** Start Provided information **

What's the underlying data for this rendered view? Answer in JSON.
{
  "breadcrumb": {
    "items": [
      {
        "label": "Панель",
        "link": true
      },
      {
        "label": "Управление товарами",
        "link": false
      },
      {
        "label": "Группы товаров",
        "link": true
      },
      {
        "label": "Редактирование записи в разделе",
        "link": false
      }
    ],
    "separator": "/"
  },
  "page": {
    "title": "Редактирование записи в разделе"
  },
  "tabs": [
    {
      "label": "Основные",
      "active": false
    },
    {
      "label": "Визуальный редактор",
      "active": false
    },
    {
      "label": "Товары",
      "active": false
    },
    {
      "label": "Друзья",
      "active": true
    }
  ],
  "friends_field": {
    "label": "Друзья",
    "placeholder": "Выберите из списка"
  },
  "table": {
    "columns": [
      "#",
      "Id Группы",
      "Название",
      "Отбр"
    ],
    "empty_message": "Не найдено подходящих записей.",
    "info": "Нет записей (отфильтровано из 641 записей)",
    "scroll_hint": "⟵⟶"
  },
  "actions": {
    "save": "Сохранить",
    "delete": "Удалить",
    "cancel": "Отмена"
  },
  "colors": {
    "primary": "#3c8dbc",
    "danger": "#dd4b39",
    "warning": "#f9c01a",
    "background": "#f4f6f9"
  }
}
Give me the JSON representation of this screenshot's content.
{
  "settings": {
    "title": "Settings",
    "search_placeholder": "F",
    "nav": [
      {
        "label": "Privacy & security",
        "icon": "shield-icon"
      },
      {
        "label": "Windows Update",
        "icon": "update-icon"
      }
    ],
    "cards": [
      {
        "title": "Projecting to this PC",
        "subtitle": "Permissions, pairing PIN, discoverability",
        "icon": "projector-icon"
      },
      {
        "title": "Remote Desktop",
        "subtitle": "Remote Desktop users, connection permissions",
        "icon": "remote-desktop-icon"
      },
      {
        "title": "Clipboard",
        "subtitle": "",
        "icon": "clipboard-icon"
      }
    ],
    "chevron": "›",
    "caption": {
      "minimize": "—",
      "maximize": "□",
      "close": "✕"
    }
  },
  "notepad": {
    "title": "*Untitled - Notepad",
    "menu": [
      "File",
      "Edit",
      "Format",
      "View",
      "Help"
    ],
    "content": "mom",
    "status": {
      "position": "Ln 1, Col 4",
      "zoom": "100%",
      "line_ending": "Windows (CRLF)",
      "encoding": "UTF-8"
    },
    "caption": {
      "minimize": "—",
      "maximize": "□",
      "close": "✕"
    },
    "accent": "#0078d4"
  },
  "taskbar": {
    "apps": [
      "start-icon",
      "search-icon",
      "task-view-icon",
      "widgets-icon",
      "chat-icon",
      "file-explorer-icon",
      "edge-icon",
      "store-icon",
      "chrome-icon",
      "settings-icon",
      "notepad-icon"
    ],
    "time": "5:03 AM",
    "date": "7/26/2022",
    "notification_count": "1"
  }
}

** End Provided information **

The records above must be repeated exactly, every one of them.

What's the underlying data for this rendered view? Answer in JSON.
{
  "breadcrumb": {
    "items": [
      {
        "label": "Панель",
        "link": true
      },
      {
        "label": "Управление товарами",
        "link": false
      },
      {
        "label": "Группы товаров",
        "link": true
      },
      {
        "label": "Редактирование записи в разделе",
        "link": false
      }
    ],
    "separator": "/"
  },
  "page": {
    "title": "Редактирование записи в разделе"
  },
  "tabs": [
    {
      "label": "Основные",
      "active": false
    },
    {
      "label": "Визуальный редактор",
      "active": false
    },
    {
      "label": "Товары",
      "active": false
    },
    {
      "label": "Друзья",
      "active": true
    }
  ],
  "friends_field": {
    "label": "Друзья",
    "placeholder": "Выберите из списка"
  },
  "table": {
    "columns": [
      "#",
      "Id Группы",
      "Название",
      "Отбр"
    ],
    "empty_message": "Не найдено подходящих записей.",
    "info": "Нет записей (отфильтровано из 641 записей)",
    "scroll_hint": "⟵⟶"
  },
  "actions": {
    "save": "Сохранить",
    "delete": "Удалить",
    "cancel": "Отмена"
  },
  "colors": {
    "primary": "#3c8dbc",
    "danger": "#dd4b39",
    "warning": "#f9c01a",
    "background": "#f4f6f9"
  }
}
Give me the JSON representation of this screenshot's content.
{
  "settings": {
    "title": "Settings",
    "search_placeholder": "F",
    "nav": [
      {
        "label": "Privacy & security",
        "icon": "shield-icon"
      },
      {
        "label": "Windows Update",
        "icon": "update-icon"
      }
    ],
    "cards": [
      {
        "title": "Projecting to this PC",
        "subtitle": "Permissions, pairing PIN, discoverability",
        "icon": "projector-icon"
      },
      {
        "title": "Remote Desktop",
        "subtitle": "Remote Desktop users, connection permissions",
        "icon": "remote-desktop-icon"
      },
      {
        "title": "Clipboard",
        "subtitle": "",
        "icon": "clipboard-icon"
      }
    ],
    "chevron": "›",
    "caption": {
      "minimize": "—",
      "maximize": "□",
      "close": "✕"
    }
  },
  "notepad": {
    "title": "*Untitled - Notepad",
    "menu": [
      "File",
      "Edit",
      "Format",
      "View",
      "Help"
    ],
    "content": "mom",
    "status": {
      "position": "Ln 1, Col 4",
      "zoom": "100%",
      "line_ending": "Windows (CRLF)",
      "encoding": "UTF-8"
    },
    "caption": {
      "minimize": "—",
      "maximize": "□",
      "close": "✕"
    },
    "accent": "#0078d4"
  },
  "taskbar": {
    "apps": [
      "start-icon",
      "search-icon",
      "task-view-icon",
      "widgets-icon",
      "chat-icon",
      "file-explorer-icon",
      "edge-icon",
      "store-icon",
      "chrome-icon",
      "settings-icon",
      "notepad-icon"
    ],
    "time": "5:03 AM",
    "date": "7/26/2022",
    "notification_count": "1"
  }
}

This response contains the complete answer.